Given exercise: Set down each line of the data below exactly as it stands, dropping the pictures.

Data listing:
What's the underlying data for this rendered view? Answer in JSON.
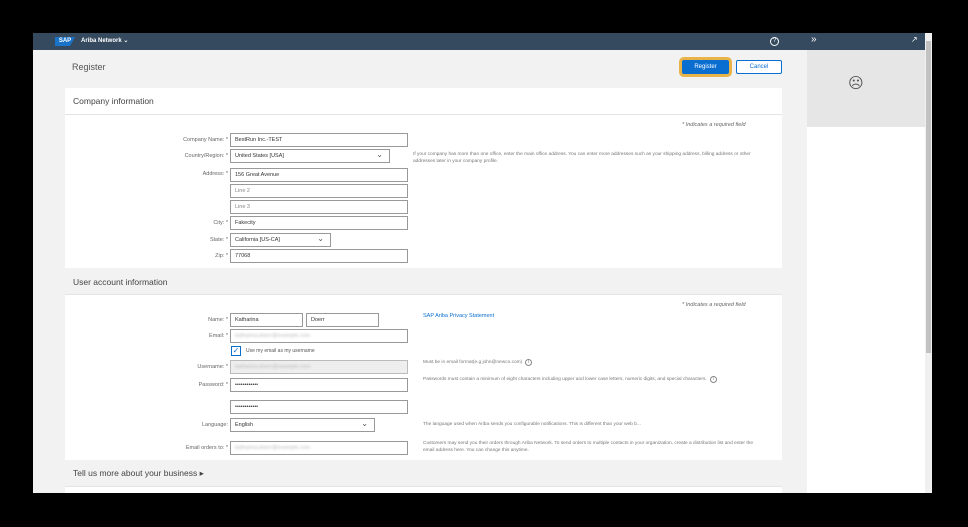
{
  "header": {
    "app_name": "Ariba Network ⌄",
    "logo": "SAP",
    "help_icon": "?"
  },
  "page": {
    "title": "Register",
    "register_label": "Register",
    "cancel_label": "Cancel"
  },
  "company": {
    "section_title": "Company information",
    "required_note": "Indicates a required field",
    "company_name_label": "Company Name: *",
    "company_name": "BestRun Inc.-TEST",
    "country_label": "Country/Region: *",
    "country": "United States  [USA]",
    "country_help": "If your company has more than one office, enter the main office address. You can enter more addresses such as your shipping address, billing address or other addresses later in your company profile.",
    "address_label": "Address: *",
    "address1": "156 Great Avenue",
    "address2_placeholder": "Line 2",
    "address3_placeholder": "Line 3",
    "city_label": "City: *",
    "city": "Fakecity",
    "state_label": "State: *",
    "state": "California  [US-CA]",
    "zip_label": "Zip: *",
    "zip": "77068"
  },
  "user": {
    "section_title": "User account information",
    "required_note": "Indicates a required field",
    "privacy_link": "SAP Ariba Privacy Statement",
    "name_label": "Name: *",
    "first_name": "Katharina",
    "last_name": "Doerr",
    "email_label": "Email: *",
    "email": "katharina.doerr@example.com",
    "use_email_label": "Use my email as my username",
    "use_email_checked": true,
    "username_label": "Username: *",
    "username": "katharina.doerr@example.com",
    "username_help": "Must be in email format(e.g john@newco.com)",
    "password_label": "Password: *",
    "password": "••••••••••••",
    "password_confirm": "••••••••••••",
    "password_help": "Passwords must contain a minimum of eight characters including upper and lower case letters, numeric digits, and special characters.",
    "language_label": "Language:",
    "language": "English",
    "language_help": "The language used when Ariba sends you configurable notifications. This is different than your web b...",
    "email_orders_label": "Email orders to: *",
    "email_orders": "katharina.doerr@example.com",
    "email_orders_help": "Customers may send you their orders through Ariba Network. To send orders to multiple contacts in your organization, create a distribution list and enter the email address here. You can change this anytime."
  },
  "more": {
    "label": "Tell us more about your business ▸"
  },
  "side_panel": {
    "expand_icon": "»",
    "popout_icon": "↗",
    "doc_icon": "☹"
  }
}
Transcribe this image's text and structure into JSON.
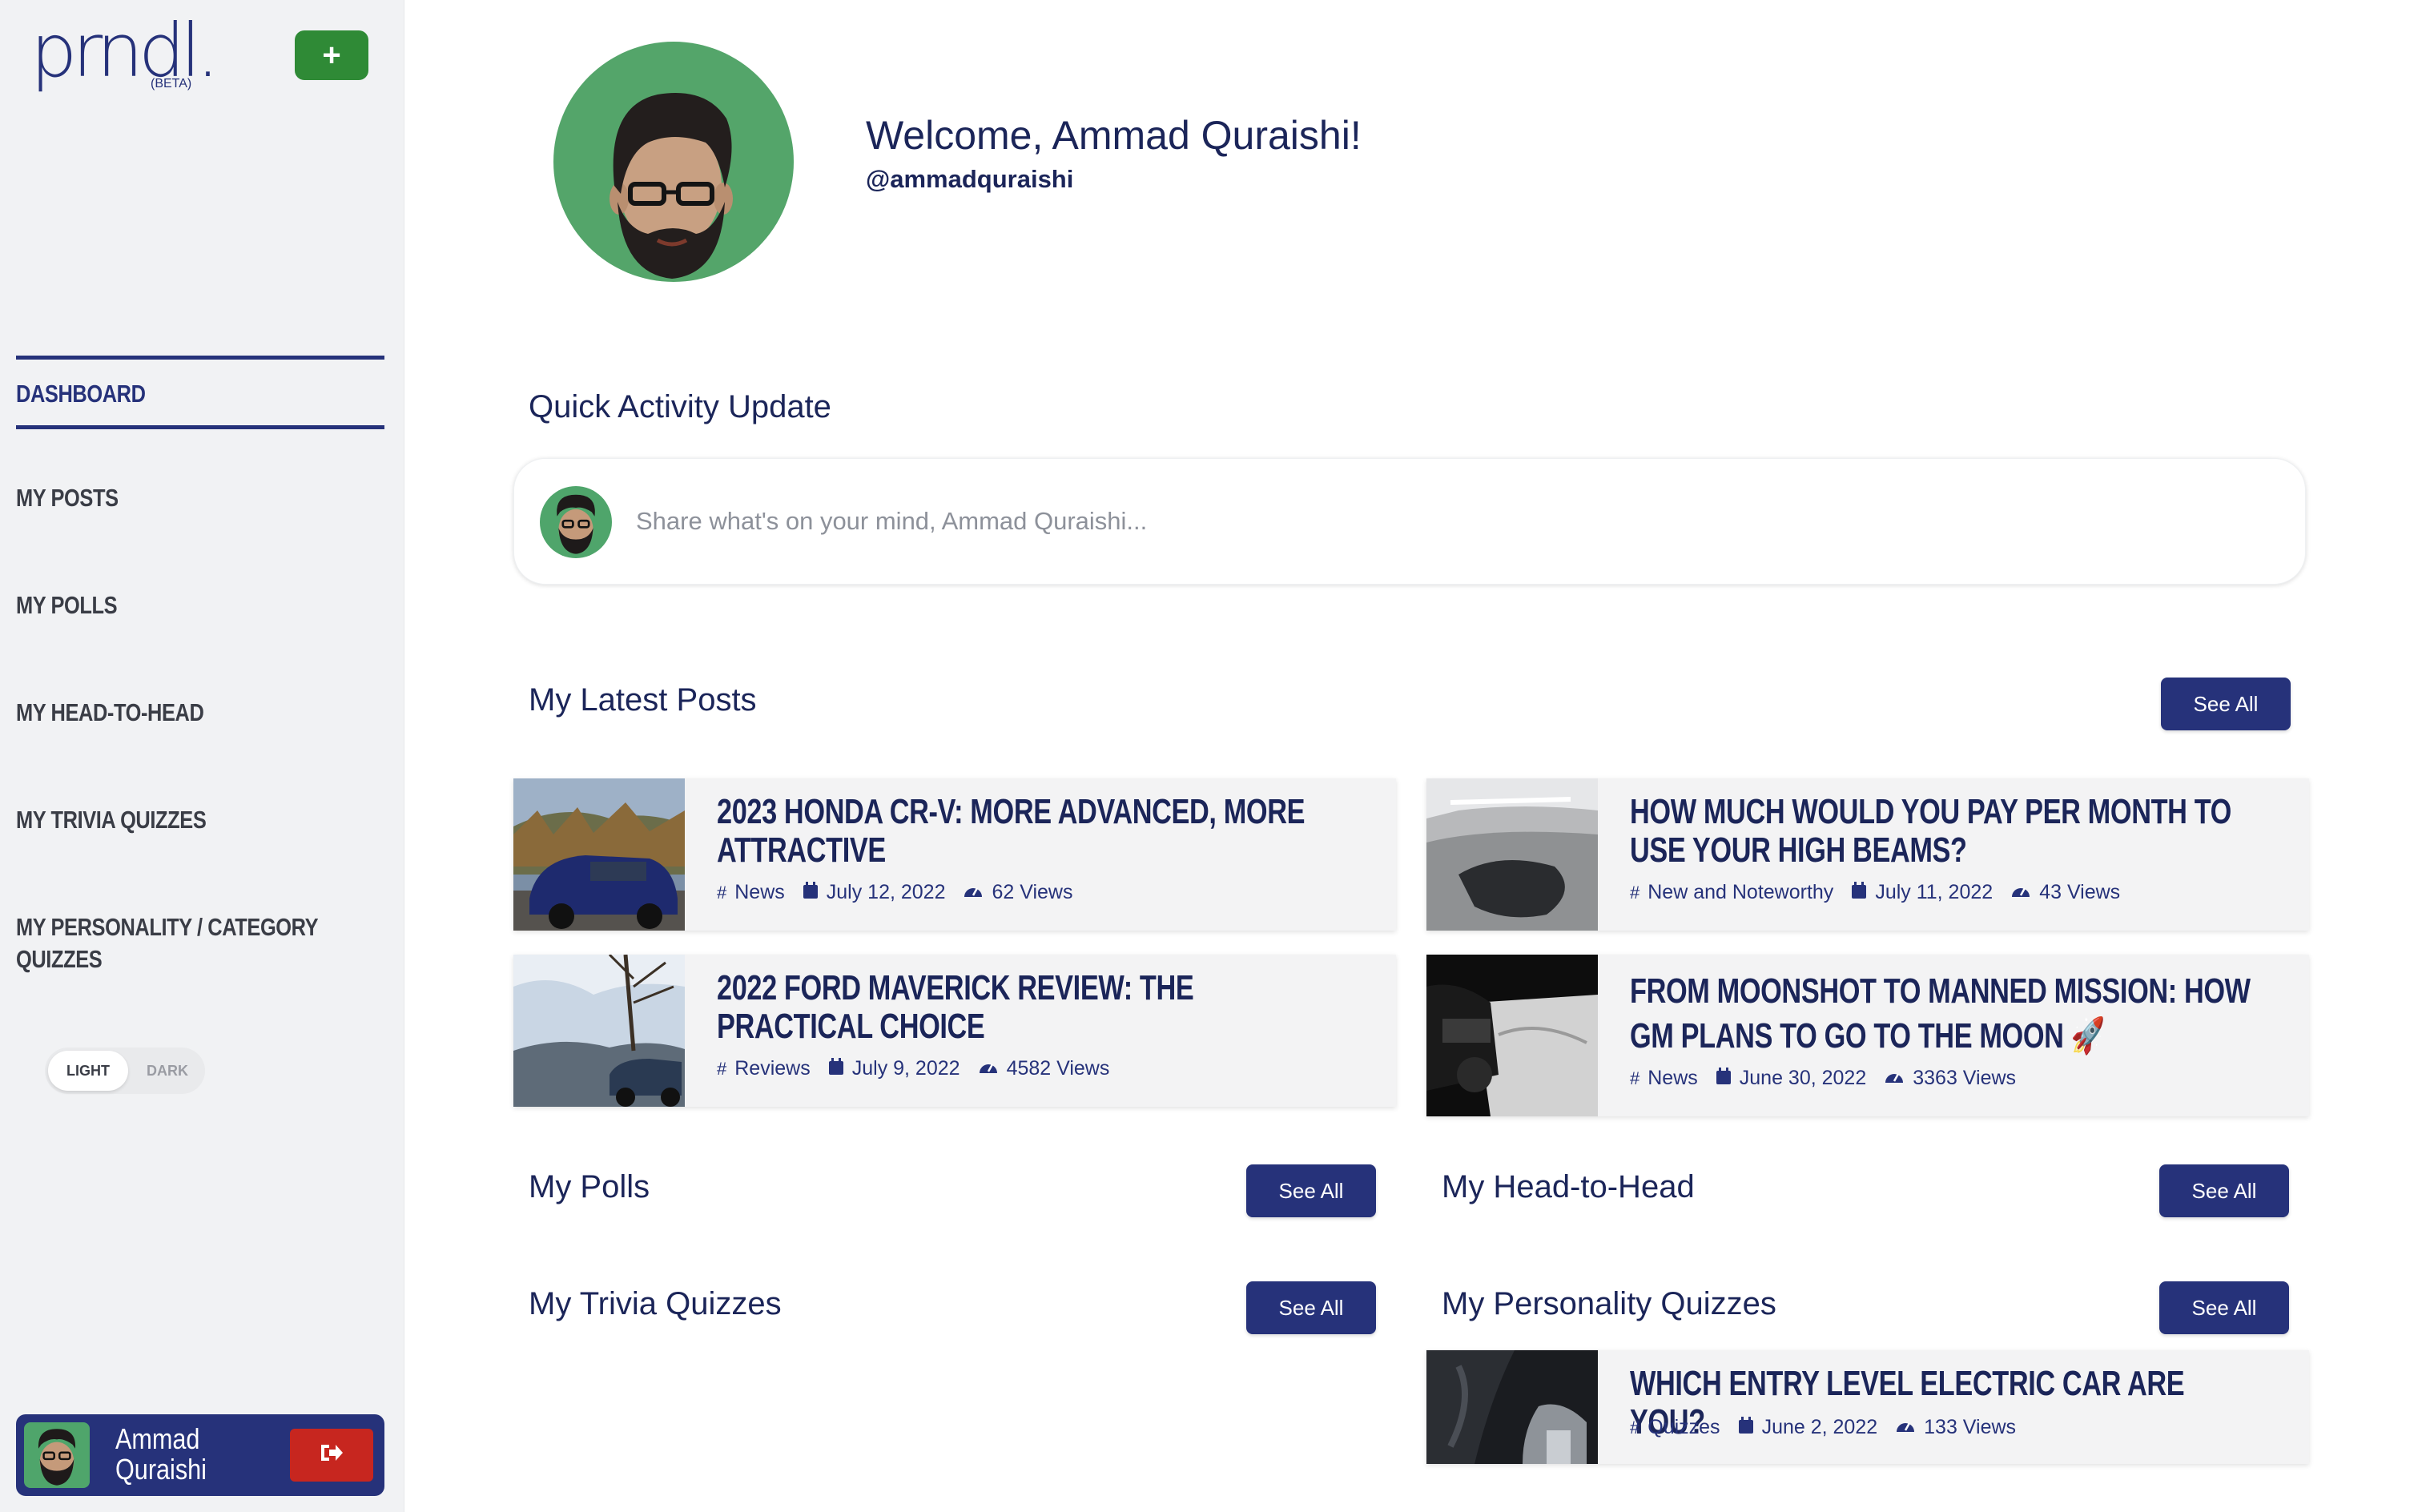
{
  "sidebar": {
    "logo_text": "prndl.",
    "logo_badge": "(BETA)",
    "add_label": "+",
    "nav": [
      {
        "label": "DASHBOARD",
        "active": true
      },
      {
        "label": "MY POSTS"
      },
      {
        "label": "MY POLLS"
      },
      {
        "label": "MY HEAD-TO-HEAD"
      },
      {
        "label": "MY TRIVIA QUIZZES"
      },
      {
        "label": "MY PERSONALITY / CATEGORY"
      },
      {
        "label": "QUIZZES"
      }
    ],
    "theme": {
      "light": "LIGHT",
      "dark": "DARK"
    },
    "user": {
      "first": "Ammad",
      "last": "Quraishi",
      "logout_icon": "sign-out-icon"
    }
  },
  "profile": {
    "welcome": "Welcome, Ammad Quraishi!",
    "handle": "@ammadquraishi"
  },
  "quick_activity": {
    "title": "Quick Activity Update",
    "placeholder": "Share what's on your mind, Ammad Quraishi..."
  },
  "latest_posts": {
    "title": "My Latest Posts",
    "see_all": "See All",
    "posts": [
      {
        "title": "2023 Honda CR-V: More Advanced, More Attractive",
        "category": "News",
        "date": "July 12, 2022",
        "views": "62 Views"
      },
      {
        "title": "How Much Would You Pay Per Month To Use Your High Beams?",
        "category": "New and Noteworthy",
        "date": "July 11, 2022",
        "views": "43 Views"
      },
      {
        "title": "2022 Ford Maverick Review: The Practical Choice",
        "category": "Reviews",
        "date": "July 9, 2022",
        "views": "4582 Views"
      },
      {
        "title": "From Moonshot To Manned Mission: How GM Plans To Go To The Moon 🚀",
        "category": "News",
        "date": "June 30, 2022",
        "views": "3363 Views"
      }
    ]
  },
  "polls": {
    "title": "My Polls",
    "see_all": "See All"
  },
  "head_to_head": {
    "title": "My Head-to-Head",
    "see_all": "See All"
  },
  "trivia": {
    "title": "My Trivia Quizzes",
    "see_all": "See All"
  },
  "personality": {
    "title": "My Personality Quizzes",
    "see_all": "See All",
    "post": {
      "title": "Which Entry Level Electric Car Are You?",
      "category": "Quizzes",
      "date": "June 2, 2022",
      "views": "133 Views"
    }
  },
  "colors": {
    "brand": "#26327a",
    "add_green": "#2f8a36",
    "logout_red": "#c7261f",
    "avatar_green": "#54a56a"
  }
}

Written solution:
What's the underlying data for this rendered view? Answer in JSON.
{
  "header": {
    "app_name": "Ariba Network ⌄",
    "logo": "SAP",
    "help_icon": "?"
  },
  "page": {
    "title": "Register",
    "register_label": "Register",
    "cancel_label": "Cancel"
  },
  "company": {
    "section_title": "Company information",
    "required_note": "Indicates a required field",
    "company_name_label": "Company Name: *",
    "company_name": "BestRun Inc.-TEST",
    "country_label": "Country/Region: *",
    "country": "United States  [USA]",
    "country_help": "If your company has more than one office, enter the main office address. You can enter more addresses such as your shipping address, billing address or other addresses later in your company profile.",
    "address_label": "Address: *",
    "address1": "156 Great Avenue",
    "address2_placeholder": "Line 2",
    "address3_placeholder": "Line 3",
    "city_label": "City: *",
    "city": "Fakecity",
    "state_label": "State: *",
    "state": "California  [US-CA]",
    "zip_label": "Zip: *",
    "zip": "77068"
  },
  "user": {
    "section_title": "User account information",
    "required_note": "Indicates a required field",
    "privacy_link": "SAP Ariba Privacy Statement",
    "name_label": "Name: *",
    "first_name": "Katharina",
    "last_name": "Doerr",
    "email_label": "Email: *",
    "email": "katharina.doerr@example.com",
    "use_email_label": "Use my email as my username",
    "use_email_checked": true,
    "username_label": "Username: *",
    "username": "katharina.doerr@example.com",
    "username_help": "Must be in email format(e.g john@newco.com)",
    "password_label": "Password: *",
    "password": "••••••••••••",
    "password_confirm": "••••••••••••",
    "password_help": "Passwords must contain a minimum of eight characters including upper and lower case letters, numeric digits, and special characters.",
    "language_label": "Language:",
    "language": "English",
    "language_help": "The language used when Ariba sends you configurable notifications. This is different than your web b...",
    "email_orders_label": "Email orders to: *",
    "email_orders": "katharina.doerr@example.com",
    "email_orders_help": "Customers may send you their orders through Ariba Network. To send orders to multiple contacts in your organization, create a distribution list and enter the email address here. You can change this anytime."
  },
  "more": {
    "label": "Tell us more about your business ▸"
  },
  "side_panel": {
    "expand_icon": "»",
    "popout_icon": "↗",
    "doc_icon": "☹"
  }
}
Transcribe this image's text and structure into JSON.
{
  "sidebar": {
    "logo_text": "prndl.",
    "logo_badge": "(BETA)",
    "add_label": "+",
    "nav": [
      {
        "label": "DASHBOARD",
        "active": true
      },
      {
        "label": "MY POSTS"
      },
      {
        "label": "MY POLLS"
      },
      {
        "label": "MY HEAD-TO-HEAD"
      },
      {
        "label": "MY TRIVIA QUIZZES"
      },
      {
        "label": "MY PERSONALITY / CATEGORY"
      },
      {
        "label": "QUIZZES"
      }
    ],
    "theme": {
      "light": "LIGHT",
      "dark": "DARK"
    },
    "user": {
      "first": "Ammad",
      "last": "Quraishi",
      "logout_icon": "sign-out-icon"
    }
  },
  "profile": {
    "welcome": "Welcome, Ammad Quraishi!",
    "handle": "@ammadquraishi"
  },
  "quick_activity": {
    "title": "Quick Activity Update",
    "placeholder": "Share what's on your mind, Ammad Quraishi..."
  },
  "latest_posts": {
    "title": "My Latest Posts",
    "see_all": "See All",
    "posts": [
      {
        "title": "2023 Honda CR-V: More Advanced, More Attractive",
        "category": "News",
        "date": "July 12, 2022",
        "views": "62 Views"
      },
      {
        "title": "How Much Would You Pay Per Month To Use Your High Beams?",
        "category": "New and Noteworthy",
        "date": "July 11, 2022",
        "views": "43 Views"
      },
      {
        "title": "2022 Ford Maverick Review: The Practical Choice",
        "category": "Reviews",
        "date": "July 9, 2022",
        "views": "4582 Views"
      },
      {
        "title": "From Moonshot To Manned Mission: How GM Plans To Go To The Moon 🚀",
        "category": "News",
        "date": "June 30, 2022",
        "views": "3363 Views"
      }
    ]
  },
  "polls": {
    "title": "My Polls",
    "see_all": "See All"
  },
  "head_to_head": {
    "title": "My Head-to-Head",
    "see_all": "See All"
  },
  "trivia": {
    "title": "My Trivia Quizzes",
    "see_all": "See All"
  },
  "personality": {
    "title": "My Personality Quizzes",
    "see_all": "See All",
    "post": {
      "title": "Which Entry Level Electric Car Are You?",
      "category": "Quizzes",
      "date": "June 2, 2022",
      "views": "133 Views"
    }
  },
  "colors": {
    "brand": "#26327a",
    "add_green": "#2f8a36",
    "logout_red": "#c7261f",
    "avatar_green": "#54a56a"
  }
}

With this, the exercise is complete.